▸ **DOCUMENT EXCERPT**
"""

Chapter 1
Introduction

1.1   Overview

CGAL, the Computational Geometry Algorithms Library, was founded and initially developed by a consortium consisting of ETH Zürich (Switzerland), Freie Universität Berlin (Germany), INRIA Sophia-Antipolis (France), Martin-Luther-Universität Halle-Wittenberg (Germany), Max-Planck Institut für Informatik, Saarbrücken (Germany), RISC Linz (Austria) Tel-Aviv University (Israel), and Utrecht University (The Netherlands). CGAL has become an Open Source Project with the release 3.0 in November 2003. New developers and sites are welcome to join the project and have done so already. You can find more information about the project on the CGAL home page .

The CGAL Editorial Board consists of:

Andreas Fabri (GEOMETRY FACTORY)
Efi Fogel (Tel-Aviv University)
Bernd Gärtner (ETH Zürich)
Michael Hoffmann (ETH Zürich)
Menelaos Karavelas (University of Notre Dame)
Lutz Kettner ( Max-Planck Institut für Informatik )
Sylvain Pion (INRIA Sophia-Antipolis)
Monique Teillaud (INRIA Sophia-Antipolis)
Remco Veltkamp (Utrecht University)
Mariette Yvinec (INRIA Sophia-Antipolis)

CGAL is written in C++ and consists of three major parts.

The first part is the kernel, which consists of constant-size non-modifiable geometric primitive objects and operations on these objects. The objects are represented both as stand-alone classes that are parameterized by a representation class, which specifies the underlying number types used for calculations and as members of the kernel classes, which allows for more flexibility and adaptability of the kernel.

"""

▸ **Region and label listings**

"""

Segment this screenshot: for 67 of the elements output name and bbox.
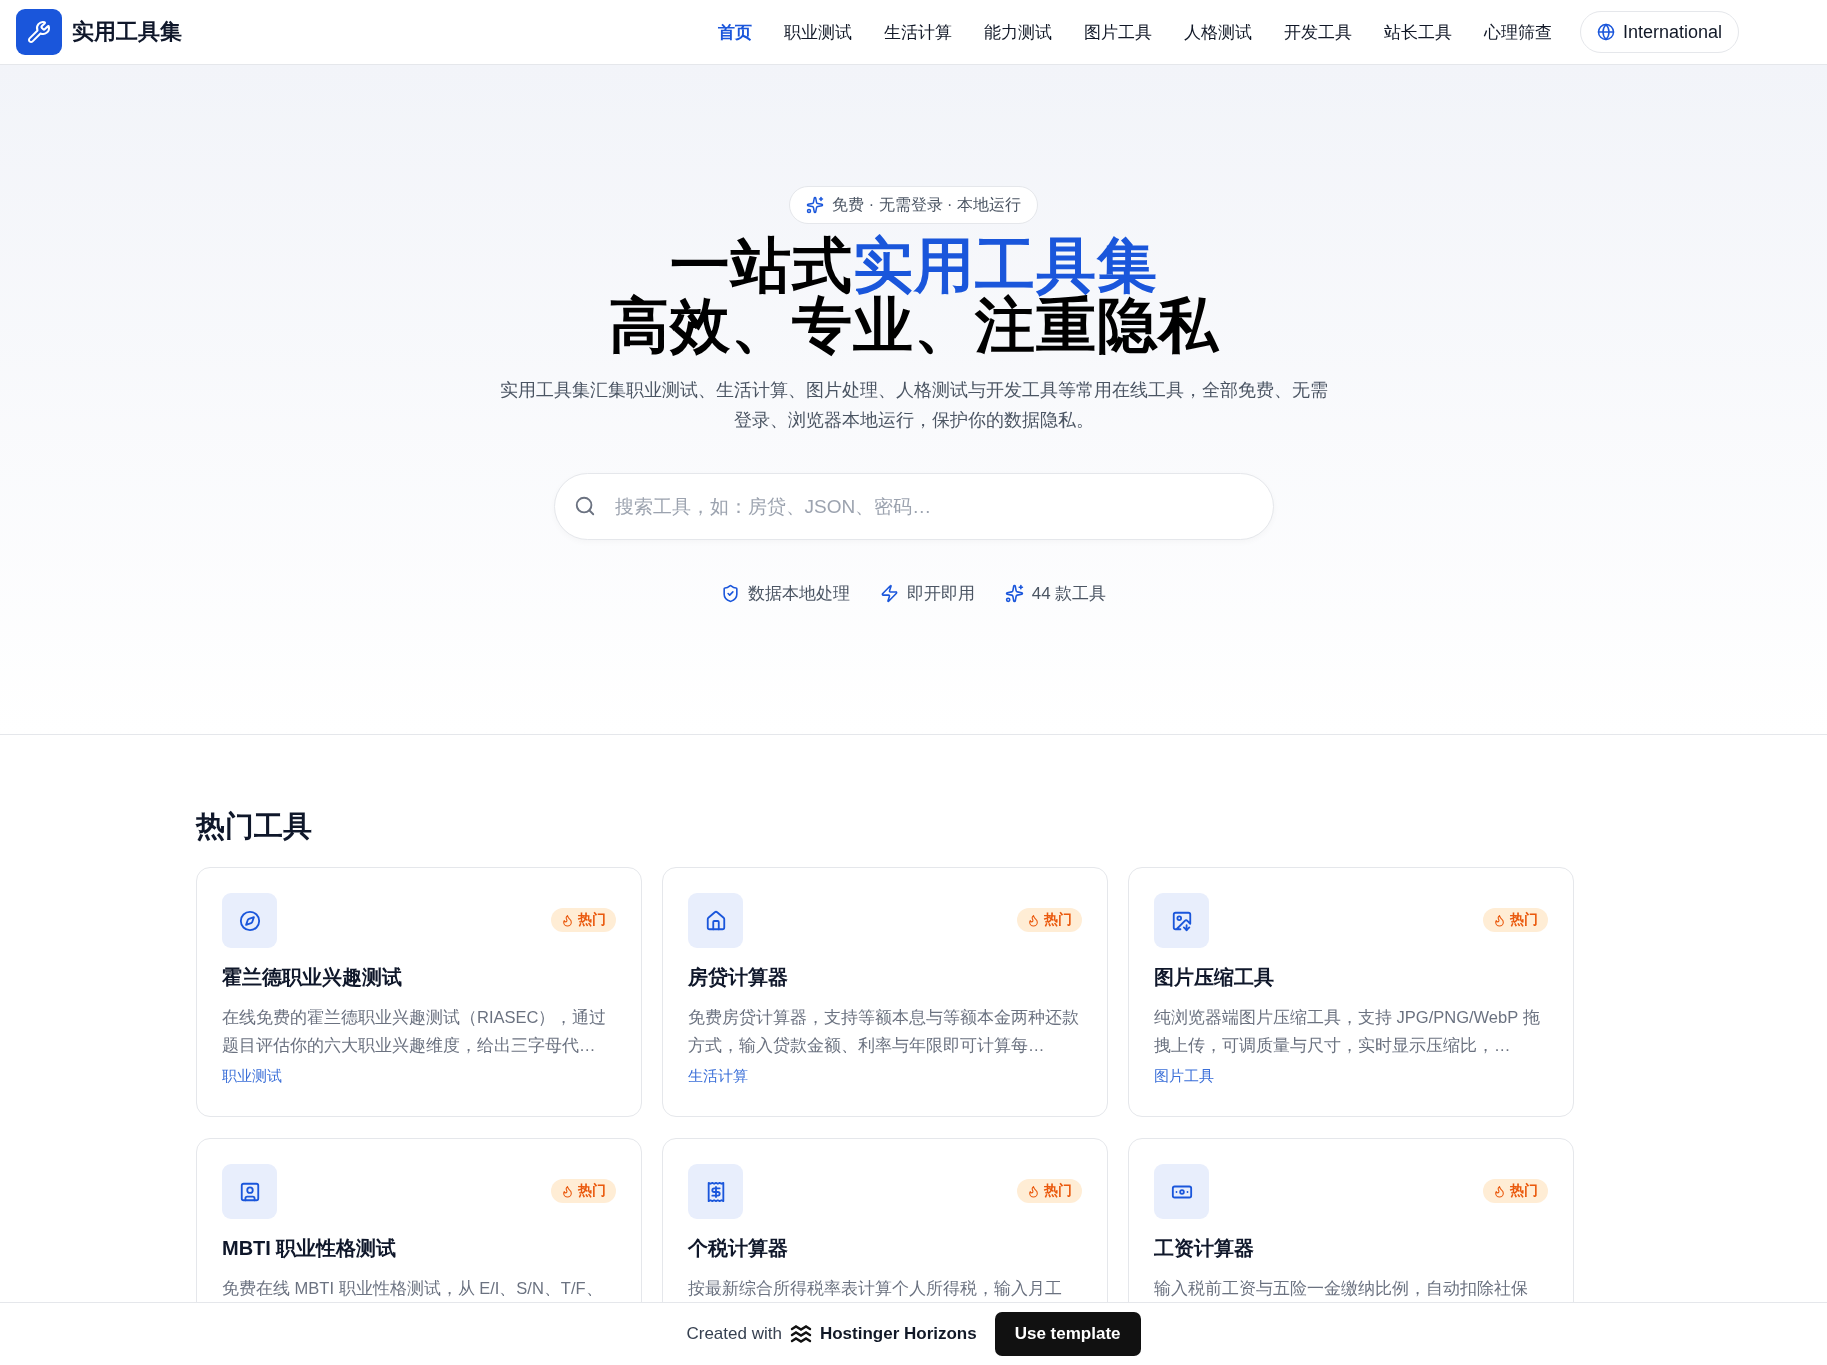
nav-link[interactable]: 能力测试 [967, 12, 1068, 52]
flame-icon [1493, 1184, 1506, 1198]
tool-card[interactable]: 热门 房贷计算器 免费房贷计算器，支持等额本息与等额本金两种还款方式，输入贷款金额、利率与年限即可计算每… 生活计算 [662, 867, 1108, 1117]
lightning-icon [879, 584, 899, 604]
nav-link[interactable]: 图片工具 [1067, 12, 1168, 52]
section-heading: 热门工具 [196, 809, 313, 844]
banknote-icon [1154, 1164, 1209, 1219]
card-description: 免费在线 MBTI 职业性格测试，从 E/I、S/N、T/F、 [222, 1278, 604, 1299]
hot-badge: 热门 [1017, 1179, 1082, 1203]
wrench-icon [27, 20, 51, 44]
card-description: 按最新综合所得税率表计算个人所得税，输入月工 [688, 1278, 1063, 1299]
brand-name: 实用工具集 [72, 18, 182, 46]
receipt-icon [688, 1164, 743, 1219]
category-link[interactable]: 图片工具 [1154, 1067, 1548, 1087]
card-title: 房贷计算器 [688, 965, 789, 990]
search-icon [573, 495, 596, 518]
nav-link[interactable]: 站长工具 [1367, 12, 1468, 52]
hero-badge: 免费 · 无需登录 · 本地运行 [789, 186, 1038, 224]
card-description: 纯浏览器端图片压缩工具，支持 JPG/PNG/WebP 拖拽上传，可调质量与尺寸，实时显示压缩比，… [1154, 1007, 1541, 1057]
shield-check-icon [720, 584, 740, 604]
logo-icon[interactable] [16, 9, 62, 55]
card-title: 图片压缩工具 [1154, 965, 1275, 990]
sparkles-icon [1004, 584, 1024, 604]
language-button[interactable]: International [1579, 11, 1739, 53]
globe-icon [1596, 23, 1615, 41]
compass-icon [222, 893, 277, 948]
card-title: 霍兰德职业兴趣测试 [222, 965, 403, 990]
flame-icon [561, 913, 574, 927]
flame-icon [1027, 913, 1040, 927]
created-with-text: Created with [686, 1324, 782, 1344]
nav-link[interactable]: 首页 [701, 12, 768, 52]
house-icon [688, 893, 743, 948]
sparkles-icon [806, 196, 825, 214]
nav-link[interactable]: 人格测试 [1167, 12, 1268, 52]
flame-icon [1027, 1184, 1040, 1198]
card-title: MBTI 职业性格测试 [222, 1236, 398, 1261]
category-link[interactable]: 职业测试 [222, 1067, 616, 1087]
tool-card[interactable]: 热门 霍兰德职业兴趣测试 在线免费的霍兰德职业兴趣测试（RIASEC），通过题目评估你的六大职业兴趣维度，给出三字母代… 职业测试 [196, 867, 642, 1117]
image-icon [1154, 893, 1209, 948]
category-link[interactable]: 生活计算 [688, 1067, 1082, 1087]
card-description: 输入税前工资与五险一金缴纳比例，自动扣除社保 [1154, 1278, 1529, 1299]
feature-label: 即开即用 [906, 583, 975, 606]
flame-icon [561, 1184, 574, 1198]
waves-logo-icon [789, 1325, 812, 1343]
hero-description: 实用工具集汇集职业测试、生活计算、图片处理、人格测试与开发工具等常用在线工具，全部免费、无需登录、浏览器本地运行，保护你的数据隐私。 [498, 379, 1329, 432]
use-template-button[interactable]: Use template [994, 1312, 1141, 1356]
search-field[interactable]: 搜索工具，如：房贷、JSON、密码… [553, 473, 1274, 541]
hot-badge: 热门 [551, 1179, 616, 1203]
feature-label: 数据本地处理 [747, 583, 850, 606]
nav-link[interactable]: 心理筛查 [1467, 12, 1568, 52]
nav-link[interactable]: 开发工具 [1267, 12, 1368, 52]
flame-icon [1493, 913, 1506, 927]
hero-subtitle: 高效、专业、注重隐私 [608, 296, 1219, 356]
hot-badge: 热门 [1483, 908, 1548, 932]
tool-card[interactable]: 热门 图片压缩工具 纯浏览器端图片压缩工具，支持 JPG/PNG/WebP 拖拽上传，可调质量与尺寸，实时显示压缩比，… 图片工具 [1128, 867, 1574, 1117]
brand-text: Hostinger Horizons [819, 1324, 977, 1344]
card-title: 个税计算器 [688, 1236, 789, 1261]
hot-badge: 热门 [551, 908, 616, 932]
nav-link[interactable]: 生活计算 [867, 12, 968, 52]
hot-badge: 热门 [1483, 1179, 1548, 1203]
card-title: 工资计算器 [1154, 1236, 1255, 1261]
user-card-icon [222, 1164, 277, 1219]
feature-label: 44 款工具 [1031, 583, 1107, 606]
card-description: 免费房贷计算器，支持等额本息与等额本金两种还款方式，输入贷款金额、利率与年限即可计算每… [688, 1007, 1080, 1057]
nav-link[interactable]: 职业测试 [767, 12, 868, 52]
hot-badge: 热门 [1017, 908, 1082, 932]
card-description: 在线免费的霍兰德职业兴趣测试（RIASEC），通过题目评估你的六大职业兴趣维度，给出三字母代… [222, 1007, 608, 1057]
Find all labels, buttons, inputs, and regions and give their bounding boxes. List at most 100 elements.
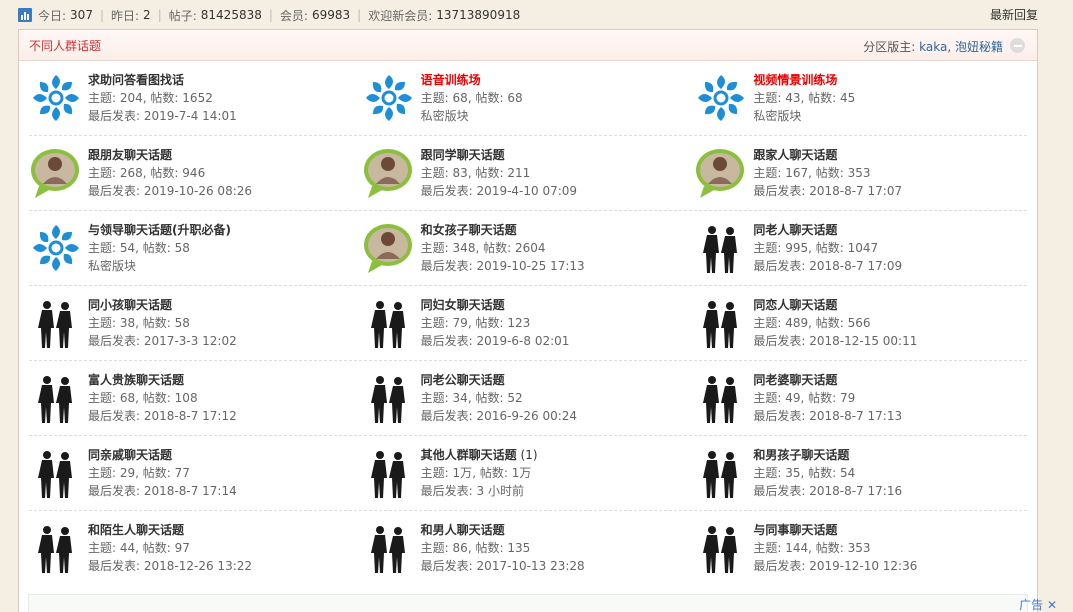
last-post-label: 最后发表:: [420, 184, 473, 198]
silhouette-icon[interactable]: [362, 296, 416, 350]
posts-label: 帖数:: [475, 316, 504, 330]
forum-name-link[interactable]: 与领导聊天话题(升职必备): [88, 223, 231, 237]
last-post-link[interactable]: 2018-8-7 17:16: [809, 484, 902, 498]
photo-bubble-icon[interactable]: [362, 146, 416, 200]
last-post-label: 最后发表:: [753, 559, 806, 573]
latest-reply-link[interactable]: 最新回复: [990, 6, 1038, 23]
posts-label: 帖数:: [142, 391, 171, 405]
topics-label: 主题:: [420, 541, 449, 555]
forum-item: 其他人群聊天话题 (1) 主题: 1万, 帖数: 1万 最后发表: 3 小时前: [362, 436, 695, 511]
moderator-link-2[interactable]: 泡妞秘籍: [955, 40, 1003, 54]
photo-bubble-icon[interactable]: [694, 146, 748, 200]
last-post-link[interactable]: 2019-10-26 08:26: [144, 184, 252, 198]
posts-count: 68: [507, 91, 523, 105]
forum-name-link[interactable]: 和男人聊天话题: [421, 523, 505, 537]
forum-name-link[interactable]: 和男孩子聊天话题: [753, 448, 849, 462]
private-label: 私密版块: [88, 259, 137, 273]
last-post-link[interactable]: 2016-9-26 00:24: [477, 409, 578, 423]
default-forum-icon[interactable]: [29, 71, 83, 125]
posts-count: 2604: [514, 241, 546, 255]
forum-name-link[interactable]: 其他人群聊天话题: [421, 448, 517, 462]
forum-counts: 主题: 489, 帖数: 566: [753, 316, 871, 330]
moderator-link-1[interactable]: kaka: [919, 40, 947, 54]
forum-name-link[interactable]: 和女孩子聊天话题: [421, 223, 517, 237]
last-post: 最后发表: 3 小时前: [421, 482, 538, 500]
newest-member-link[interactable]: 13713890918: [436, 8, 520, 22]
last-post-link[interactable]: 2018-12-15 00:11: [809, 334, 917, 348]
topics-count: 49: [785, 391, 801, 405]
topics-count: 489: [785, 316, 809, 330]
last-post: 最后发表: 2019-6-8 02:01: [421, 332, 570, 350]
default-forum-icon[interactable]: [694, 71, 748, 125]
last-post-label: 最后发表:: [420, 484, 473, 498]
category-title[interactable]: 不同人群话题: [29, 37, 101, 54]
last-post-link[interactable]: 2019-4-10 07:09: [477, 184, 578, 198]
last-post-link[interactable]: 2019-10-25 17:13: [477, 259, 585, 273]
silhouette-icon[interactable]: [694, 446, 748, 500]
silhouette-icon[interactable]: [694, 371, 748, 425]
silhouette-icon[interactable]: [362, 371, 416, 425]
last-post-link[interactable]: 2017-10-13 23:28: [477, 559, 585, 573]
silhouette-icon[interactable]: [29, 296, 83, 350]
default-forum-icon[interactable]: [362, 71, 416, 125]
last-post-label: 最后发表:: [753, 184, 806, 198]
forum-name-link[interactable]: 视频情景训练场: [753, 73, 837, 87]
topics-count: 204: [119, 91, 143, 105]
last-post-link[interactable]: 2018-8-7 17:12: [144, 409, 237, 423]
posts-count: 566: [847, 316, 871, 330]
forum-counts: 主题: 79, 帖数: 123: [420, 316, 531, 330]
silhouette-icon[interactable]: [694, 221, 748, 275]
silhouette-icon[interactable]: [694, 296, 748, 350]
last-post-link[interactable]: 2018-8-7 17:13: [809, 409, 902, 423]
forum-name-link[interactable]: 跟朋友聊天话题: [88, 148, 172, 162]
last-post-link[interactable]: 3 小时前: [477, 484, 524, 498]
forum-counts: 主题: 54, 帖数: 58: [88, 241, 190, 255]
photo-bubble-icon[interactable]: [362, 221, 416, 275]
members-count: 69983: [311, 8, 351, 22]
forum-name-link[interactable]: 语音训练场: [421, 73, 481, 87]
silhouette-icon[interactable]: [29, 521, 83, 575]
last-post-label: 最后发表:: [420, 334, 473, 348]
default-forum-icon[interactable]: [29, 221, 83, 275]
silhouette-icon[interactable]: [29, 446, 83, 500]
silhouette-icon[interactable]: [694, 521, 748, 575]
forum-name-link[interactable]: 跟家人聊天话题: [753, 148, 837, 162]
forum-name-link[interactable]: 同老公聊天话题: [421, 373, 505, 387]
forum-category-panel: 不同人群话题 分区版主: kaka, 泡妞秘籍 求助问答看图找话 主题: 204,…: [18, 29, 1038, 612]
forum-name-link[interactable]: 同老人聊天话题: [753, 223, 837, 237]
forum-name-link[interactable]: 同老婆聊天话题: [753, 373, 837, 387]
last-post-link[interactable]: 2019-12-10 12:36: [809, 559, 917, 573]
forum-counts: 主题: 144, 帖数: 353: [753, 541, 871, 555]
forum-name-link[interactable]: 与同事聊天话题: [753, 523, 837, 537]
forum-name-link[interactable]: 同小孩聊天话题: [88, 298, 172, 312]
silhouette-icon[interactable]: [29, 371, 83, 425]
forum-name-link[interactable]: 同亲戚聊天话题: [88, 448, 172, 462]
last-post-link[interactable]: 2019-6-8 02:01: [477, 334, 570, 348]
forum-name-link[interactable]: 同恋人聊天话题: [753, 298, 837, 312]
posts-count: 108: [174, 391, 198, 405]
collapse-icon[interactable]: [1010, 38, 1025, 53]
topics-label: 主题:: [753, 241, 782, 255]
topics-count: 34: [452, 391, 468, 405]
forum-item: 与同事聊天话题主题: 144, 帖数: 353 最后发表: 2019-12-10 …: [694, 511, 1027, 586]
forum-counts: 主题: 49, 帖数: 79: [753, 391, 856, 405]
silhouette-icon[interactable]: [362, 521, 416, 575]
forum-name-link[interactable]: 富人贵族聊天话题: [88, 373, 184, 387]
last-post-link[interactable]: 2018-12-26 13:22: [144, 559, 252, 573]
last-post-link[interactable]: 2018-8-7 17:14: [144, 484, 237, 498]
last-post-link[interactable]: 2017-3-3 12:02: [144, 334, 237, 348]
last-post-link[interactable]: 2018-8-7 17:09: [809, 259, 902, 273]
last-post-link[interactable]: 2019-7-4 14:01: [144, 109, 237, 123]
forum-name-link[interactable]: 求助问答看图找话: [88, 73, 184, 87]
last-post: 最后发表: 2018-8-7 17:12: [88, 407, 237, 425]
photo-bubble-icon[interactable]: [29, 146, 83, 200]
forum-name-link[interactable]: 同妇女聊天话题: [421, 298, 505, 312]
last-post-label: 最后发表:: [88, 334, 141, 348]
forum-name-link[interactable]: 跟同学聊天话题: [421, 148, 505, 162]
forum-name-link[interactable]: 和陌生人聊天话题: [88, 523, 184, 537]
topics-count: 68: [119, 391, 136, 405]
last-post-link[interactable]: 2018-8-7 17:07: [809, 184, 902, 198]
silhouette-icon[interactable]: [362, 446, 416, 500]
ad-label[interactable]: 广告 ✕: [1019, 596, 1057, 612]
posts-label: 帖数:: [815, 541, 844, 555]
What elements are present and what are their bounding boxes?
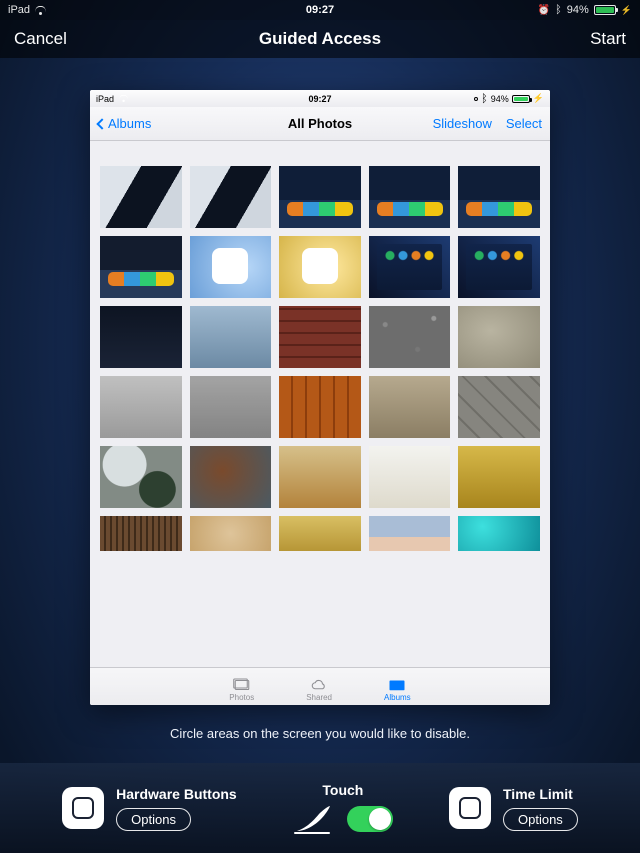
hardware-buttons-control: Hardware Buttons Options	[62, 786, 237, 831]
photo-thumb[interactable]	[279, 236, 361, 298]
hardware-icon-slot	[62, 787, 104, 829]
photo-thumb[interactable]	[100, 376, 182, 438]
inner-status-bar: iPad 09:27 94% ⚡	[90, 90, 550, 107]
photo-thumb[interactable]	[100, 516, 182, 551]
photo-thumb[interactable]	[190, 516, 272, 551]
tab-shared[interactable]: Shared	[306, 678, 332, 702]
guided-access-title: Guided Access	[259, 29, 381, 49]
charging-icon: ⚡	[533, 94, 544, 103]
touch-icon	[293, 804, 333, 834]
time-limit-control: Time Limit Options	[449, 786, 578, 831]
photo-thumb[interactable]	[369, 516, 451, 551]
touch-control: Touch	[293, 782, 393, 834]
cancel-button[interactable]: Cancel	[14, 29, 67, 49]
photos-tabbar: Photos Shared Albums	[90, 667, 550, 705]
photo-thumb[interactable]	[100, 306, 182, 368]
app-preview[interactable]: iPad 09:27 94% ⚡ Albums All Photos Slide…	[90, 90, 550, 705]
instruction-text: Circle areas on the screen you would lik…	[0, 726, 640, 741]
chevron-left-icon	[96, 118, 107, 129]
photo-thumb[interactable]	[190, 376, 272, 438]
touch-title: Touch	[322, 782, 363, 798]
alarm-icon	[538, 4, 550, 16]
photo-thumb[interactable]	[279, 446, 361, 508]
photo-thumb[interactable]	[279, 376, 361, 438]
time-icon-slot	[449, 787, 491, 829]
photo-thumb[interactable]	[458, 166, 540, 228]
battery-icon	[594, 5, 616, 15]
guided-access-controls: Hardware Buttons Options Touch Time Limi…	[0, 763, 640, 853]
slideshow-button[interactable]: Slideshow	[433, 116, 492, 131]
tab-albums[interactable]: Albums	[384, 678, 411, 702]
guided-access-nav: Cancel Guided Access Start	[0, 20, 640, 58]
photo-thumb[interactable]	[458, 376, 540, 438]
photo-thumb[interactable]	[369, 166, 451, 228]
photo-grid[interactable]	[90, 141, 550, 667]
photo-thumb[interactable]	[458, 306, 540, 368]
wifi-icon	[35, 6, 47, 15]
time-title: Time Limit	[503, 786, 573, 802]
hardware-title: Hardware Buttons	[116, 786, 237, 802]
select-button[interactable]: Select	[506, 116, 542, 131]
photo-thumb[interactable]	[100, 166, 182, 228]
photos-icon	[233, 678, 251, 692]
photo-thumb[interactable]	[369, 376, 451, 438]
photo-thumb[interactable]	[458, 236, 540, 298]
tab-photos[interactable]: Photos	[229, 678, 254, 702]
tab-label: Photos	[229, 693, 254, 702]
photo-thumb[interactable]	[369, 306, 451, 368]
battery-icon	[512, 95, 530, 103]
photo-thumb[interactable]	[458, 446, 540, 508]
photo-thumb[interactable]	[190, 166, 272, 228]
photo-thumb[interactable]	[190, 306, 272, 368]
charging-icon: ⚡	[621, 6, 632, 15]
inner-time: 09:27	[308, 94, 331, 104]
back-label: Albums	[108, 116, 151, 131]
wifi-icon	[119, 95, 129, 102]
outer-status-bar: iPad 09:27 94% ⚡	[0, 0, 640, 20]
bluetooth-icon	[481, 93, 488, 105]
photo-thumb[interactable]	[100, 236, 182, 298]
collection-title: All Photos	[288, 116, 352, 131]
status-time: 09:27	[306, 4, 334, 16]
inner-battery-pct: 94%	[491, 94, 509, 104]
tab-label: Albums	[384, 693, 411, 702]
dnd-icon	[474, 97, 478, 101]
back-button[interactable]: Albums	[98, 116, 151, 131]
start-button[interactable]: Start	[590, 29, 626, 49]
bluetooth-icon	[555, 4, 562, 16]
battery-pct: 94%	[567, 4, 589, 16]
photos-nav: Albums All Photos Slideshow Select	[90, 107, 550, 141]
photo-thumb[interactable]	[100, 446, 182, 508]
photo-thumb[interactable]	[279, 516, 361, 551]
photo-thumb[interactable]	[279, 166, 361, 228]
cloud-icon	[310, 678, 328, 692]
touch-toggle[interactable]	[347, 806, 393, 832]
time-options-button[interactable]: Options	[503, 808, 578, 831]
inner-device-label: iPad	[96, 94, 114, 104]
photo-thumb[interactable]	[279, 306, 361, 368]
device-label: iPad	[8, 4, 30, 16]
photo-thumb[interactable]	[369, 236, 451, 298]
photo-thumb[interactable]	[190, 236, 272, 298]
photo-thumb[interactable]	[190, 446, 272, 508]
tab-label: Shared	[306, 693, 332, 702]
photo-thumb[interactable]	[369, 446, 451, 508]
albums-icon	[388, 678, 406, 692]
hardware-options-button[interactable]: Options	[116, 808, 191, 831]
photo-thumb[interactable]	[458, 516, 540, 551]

"""

▸ **SHORT TASK 1**
For the CGAL introduction, mark each statement (a), (b) and (c) as yes or no, and quote the deciding words from the text. (a) CGAL became an Open Source Project with release 3.0 in November 2003. (b) Menelaos Karavelas is listed on the Editorial Board with ETH Zürich. (c) CGAL is written in Java.
▸ **SHORT TASK 2**
List every CGAL Editorial Board member whom the CGAL introduction affiliates with INRIA Sophia-Antipolis.
▸ **SHORT TASK 3**
Pick up the CGAL introduction after its last sentence and continue writing it.

▸ **ANSWER 1**
(a) Yes: "CGAL has become an Open Source Project with the release 3.0 in November 2003."
(b) No: "Menelaos Karavelas (University of Notre Dame)"
(c) No: "CGAL is written in C++"

▸ **ANSWER 2**
Sylvain Pion
Monique Teillaud
Mariette Yvinec

▸ **ANSWER 3**
The second part is a collection of basic geometric data structures and algorithms, which are parameterized by traits classes that define the interface between the data structure or algorithm and the primitives they use. In many cases, the kernel classes provided in CGAL can be used as traits classes for these data structures and algorithms. The collection of basic geometric algorithms and data structures currently includes polygons, half-edge data structures, polyhedral surfaces, topological maps, planar maps, arrangements of curves, triangulations, convex hulls, alpha shapes, optimisation algorithms, dynamic point sets for geometric queries, and multidimensional search trees.

The third part of the library consists of non-geometric support facilities, such as support for number types, STL extensions for CGAL, handles, circulators, protected access to internal representations, geometric object generators, timers, I/O stream operators and other stream support including PostScript, colors, windows, and visualization tools GeoWin, Geomview and a Qt widget for 2D CGAL objects.

Additional documents accompanying the CGAL distribution are the `Installation Guide' and `The Use of STL and STL Extensions in CGAL', which gives a manual style introduction to STL constructs such as iterators and containers, as well an extension, called circulator, used in many places in CGAL. We also recommend the standard text book by Austern [Aus98] for the STL and its notion of concepts and models.

Other resources for CGAL are the tutorials at http://www.cgal.org/Tutorials/ and the user support page at www.cgal.org.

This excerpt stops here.